== Task goal ==
Scan the entries below and report only how many lines contain "области".

+---+

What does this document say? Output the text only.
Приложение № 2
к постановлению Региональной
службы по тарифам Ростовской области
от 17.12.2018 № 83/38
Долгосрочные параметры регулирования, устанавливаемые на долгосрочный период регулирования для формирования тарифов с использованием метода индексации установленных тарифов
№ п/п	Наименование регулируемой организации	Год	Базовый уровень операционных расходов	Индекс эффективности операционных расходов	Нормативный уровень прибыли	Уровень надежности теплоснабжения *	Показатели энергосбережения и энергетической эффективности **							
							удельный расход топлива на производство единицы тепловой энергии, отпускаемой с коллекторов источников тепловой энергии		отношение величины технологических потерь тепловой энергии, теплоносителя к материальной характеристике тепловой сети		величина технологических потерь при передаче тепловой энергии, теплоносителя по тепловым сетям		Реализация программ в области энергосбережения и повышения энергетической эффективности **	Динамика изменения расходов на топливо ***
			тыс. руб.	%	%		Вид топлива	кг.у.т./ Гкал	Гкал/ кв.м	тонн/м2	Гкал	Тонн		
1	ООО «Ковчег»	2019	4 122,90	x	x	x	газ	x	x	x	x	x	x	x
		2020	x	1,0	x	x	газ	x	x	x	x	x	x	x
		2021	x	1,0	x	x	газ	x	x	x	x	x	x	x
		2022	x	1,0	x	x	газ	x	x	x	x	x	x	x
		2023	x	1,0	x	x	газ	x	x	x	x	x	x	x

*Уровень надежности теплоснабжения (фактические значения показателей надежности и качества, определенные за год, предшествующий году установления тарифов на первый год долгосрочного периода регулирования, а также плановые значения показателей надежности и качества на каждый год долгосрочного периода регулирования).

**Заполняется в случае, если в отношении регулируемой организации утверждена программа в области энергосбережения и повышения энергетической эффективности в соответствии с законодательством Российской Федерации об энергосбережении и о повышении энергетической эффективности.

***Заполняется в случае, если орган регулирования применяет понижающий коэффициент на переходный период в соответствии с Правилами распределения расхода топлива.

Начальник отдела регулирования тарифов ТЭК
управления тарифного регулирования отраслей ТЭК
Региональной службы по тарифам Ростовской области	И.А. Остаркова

+---+

== Final result ==
4